■ **To be done**: Where a line contains the word "JSON", copy that line in full.

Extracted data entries
================
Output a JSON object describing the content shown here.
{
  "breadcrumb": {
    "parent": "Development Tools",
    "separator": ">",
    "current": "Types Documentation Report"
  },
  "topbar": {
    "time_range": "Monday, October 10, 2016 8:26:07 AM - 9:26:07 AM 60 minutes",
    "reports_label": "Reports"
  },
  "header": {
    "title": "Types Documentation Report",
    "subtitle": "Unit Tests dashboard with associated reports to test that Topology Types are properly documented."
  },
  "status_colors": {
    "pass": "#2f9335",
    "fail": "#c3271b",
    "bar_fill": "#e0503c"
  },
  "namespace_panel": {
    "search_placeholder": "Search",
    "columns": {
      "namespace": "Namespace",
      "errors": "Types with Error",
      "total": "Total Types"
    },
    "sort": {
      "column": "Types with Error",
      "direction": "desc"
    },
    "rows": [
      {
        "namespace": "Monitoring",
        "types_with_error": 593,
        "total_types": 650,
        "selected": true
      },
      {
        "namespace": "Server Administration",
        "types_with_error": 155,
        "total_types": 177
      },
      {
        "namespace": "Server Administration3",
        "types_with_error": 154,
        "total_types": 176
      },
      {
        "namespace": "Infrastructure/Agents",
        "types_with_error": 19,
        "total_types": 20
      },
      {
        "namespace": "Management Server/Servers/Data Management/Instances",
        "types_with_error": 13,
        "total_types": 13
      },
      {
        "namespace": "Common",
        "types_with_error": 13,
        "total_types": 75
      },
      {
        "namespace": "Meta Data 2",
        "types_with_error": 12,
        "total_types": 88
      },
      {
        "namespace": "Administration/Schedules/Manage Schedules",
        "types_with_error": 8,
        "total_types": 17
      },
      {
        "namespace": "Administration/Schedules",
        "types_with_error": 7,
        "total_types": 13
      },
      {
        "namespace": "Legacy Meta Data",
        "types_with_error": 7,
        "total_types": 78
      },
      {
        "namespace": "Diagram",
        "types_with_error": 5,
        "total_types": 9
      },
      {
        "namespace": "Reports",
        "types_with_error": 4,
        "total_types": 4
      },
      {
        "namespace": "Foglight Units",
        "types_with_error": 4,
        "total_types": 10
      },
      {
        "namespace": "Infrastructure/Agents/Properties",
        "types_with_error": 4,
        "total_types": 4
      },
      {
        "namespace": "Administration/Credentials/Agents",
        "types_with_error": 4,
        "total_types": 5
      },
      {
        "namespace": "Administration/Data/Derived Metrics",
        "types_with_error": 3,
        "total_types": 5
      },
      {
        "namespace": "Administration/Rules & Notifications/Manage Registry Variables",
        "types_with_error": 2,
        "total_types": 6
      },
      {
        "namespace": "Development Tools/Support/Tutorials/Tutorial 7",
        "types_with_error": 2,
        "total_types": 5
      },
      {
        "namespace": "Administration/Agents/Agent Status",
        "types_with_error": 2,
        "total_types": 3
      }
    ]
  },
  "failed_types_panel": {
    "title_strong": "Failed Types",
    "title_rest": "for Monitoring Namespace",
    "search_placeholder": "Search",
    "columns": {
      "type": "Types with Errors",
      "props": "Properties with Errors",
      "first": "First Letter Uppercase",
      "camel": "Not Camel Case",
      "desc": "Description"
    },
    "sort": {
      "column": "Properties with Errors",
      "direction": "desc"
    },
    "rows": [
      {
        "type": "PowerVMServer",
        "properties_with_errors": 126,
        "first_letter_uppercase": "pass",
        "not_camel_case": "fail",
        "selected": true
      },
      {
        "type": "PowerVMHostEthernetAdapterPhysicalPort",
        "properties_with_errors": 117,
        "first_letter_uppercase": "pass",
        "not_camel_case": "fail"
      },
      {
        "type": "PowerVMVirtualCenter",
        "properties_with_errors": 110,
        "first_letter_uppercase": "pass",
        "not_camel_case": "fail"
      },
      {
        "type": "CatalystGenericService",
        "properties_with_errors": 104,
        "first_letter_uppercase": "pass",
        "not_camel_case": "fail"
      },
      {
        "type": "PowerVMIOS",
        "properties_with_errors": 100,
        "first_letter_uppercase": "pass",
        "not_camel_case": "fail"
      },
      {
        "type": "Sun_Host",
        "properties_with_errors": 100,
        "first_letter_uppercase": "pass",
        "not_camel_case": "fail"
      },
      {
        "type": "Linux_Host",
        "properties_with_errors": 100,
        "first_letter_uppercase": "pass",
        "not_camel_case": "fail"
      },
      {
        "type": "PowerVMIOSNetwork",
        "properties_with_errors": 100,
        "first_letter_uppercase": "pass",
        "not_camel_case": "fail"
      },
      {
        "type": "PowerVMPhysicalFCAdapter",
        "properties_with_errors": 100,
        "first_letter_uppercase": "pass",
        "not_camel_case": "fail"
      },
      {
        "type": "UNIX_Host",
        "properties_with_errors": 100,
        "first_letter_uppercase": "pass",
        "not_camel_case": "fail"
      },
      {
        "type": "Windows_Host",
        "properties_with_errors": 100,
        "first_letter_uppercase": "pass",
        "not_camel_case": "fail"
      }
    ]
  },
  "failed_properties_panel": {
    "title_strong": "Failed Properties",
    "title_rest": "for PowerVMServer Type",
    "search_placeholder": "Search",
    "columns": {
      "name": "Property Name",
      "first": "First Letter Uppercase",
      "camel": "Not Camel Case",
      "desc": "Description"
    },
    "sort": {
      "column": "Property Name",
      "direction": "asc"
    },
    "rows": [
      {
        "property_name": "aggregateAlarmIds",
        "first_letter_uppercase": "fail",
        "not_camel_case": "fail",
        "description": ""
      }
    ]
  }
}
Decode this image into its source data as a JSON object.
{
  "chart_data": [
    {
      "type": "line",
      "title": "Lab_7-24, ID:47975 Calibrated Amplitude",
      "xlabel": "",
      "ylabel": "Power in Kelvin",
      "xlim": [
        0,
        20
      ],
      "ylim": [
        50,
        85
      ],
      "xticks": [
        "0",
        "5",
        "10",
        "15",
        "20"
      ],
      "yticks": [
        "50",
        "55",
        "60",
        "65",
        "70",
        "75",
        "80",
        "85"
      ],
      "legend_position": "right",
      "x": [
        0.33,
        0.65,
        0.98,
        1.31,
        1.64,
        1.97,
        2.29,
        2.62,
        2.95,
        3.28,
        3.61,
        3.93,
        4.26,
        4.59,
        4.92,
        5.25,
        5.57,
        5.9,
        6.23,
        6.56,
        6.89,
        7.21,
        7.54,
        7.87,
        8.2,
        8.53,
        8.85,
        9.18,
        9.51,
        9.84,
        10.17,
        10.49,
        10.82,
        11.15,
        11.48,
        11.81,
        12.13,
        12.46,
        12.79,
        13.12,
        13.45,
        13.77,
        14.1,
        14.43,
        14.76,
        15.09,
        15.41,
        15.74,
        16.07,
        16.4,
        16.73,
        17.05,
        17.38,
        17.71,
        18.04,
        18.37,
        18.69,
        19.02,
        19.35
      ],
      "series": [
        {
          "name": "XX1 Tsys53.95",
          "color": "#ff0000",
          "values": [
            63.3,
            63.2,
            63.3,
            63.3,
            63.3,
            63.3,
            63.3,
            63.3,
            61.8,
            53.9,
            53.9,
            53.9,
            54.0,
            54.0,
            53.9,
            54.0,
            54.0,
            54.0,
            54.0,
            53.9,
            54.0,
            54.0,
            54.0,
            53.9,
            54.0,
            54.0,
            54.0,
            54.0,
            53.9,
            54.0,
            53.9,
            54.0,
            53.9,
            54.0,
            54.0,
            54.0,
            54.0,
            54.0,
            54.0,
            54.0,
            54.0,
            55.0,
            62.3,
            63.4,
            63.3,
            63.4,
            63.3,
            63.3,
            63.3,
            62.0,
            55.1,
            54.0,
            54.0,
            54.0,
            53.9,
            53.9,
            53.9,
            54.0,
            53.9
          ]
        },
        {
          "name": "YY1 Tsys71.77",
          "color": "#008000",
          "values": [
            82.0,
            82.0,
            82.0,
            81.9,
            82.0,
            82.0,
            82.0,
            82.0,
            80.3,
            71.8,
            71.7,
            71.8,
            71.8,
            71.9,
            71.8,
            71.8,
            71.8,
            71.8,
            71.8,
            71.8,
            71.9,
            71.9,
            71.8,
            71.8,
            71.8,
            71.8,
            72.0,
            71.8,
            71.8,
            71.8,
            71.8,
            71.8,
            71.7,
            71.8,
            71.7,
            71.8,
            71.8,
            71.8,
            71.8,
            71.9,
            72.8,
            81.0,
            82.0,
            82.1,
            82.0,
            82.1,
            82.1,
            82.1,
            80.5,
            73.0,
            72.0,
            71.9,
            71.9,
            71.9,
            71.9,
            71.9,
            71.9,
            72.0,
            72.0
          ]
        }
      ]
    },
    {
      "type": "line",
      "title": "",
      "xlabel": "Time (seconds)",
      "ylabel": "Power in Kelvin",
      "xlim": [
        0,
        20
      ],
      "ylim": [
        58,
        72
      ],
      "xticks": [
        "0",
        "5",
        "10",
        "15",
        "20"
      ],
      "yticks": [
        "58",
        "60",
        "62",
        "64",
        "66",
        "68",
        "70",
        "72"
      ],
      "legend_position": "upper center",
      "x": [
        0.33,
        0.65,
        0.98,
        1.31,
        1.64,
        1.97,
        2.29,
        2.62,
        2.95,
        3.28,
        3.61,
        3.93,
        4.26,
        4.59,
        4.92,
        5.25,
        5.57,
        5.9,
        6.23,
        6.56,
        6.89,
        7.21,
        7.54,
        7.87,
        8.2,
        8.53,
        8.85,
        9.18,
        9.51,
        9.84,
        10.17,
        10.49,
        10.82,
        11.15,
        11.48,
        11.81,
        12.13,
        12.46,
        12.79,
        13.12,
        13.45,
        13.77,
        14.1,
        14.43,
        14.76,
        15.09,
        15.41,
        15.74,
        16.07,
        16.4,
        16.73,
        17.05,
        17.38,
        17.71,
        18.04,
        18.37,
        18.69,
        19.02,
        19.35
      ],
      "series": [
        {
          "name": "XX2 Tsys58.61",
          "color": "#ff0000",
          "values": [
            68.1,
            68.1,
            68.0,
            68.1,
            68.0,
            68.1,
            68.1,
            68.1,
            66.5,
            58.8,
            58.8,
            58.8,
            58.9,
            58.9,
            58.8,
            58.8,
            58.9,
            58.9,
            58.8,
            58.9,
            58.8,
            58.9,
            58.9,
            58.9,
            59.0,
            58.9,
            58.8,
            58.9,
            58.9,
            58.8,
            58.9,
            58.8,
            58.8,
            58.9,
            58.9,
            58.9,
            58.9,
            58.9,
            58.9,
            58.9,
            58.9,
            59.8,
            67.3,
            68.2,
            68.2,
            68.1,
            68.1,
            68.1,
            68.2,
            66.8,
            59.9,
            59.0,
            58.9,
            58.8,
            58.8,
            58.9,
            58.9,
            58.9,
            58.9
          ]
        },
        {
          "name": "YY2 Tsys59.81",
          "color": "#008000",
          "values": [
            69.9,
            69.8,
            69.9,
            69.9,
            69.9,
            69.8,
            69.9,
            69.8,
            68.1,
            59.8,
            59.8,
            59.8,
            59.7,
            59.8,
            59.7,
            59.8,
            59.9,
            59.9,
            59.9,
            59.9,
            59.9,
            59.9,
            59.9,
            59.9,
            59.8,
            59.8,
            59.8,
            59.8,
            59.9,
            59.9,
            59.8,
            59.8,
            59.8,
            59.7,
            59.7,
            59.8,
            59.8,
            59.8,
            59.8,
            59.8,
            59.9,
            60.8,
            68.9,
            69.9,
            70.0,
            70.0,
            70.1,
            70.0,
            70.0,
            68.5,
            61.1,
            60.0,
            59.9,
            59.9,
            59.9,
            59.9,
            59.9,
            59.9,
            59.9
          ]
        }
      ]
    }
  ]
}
================
■ **Output of the exercise**:
Output a JSON object describing the content shown here.
Decode this image into its source data as a JSON object.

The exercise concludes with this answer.